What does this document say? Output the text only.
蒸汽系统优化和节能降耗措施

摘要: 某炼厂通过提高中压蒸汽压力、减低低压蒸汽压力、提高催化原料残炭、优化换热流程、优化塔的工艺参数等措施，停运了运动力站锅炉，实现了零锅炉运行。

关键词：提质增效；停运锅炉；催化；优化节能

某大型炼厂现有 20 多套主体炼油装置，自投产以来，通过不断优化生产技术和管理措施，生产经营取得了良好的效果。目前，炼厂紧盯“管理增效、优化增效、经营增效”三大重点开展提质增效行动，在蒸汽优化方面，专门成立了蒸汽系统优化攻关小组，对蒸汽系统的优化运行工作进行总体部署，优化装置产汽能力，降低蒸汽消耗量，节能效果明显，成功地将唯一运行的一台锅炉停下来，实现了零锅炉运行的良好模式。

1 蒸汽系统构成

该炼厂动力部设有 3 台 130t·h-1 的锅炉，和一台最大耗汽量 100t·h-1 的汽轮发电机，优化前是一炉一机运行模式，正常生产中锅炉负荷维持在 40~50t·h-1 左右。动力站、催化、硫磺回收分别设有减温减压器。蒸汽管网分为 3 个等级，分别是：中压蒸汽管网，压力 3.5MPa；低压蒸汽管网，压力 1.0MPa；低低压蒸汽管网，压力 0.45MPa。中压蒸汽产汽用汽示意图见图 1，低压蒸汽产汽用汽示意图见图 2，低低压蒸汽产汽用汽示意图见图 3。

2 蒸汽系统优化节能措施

▸ Task objective
Please set down all the data word for word.

▸ Solution
What does this document say? Output the text only.
蒸汽系统优化和节能降耗措施

摘要: 某炼厂通过提高中压蒸汽压力、减低低压蒸汽压力、提高催化原料残炭、优化换热流程、优化塔的工艺参数等措施，停运了运动力站锅炉，实现了零锅炉运行。

关键词：提质增效；停运锅炉；催化；优化节能

某大型炼厂现有 20 多套主体炼油装置，自投产以来，通过不断优化生产技术和管理措施，生产经营取得了良好的效果。目前，炼厂紧盯“管理增效、优化增效、经营增效”三大重点开展提质增效行动，在蒸汽优化方面，专门成立了蒸汽系统优化攻关小组，对蒸汽系统的优化运行工作进行总体部署，优化装置产汽能力，降低蒸汽消耗量，节能效果明显，成功地将唯一运行的一台锅炉停下来，实现了零锅炉运行的良好模式。

1 蒸汽系统构成

该炼厂动力部设有 3 台 130t·h-1 的锅炉，和一台最大耗汽量 100t·h-1 的汽轮发电机，优化前是一炉一机运行模式，正常生产中锅炉负荷维持在 40~50t·h-1 左右。动力站、催化、硫磺回收分别设有减温减压器。蒸汽管网分为 3 个等级，分别是：中压蒸汽管网，压力 3.5MPa；低压蒸汽管网，压力 1.0MPa；低低压蒸汽管网，压力 0.45MPa。中压蒸汽产汽用汽示意图见图 1，低压蒸汽产汽用汽示意图见图 2，低低压蒸汽产汽用汽示意图见图 3。

2 蒸汽系统优化节能措施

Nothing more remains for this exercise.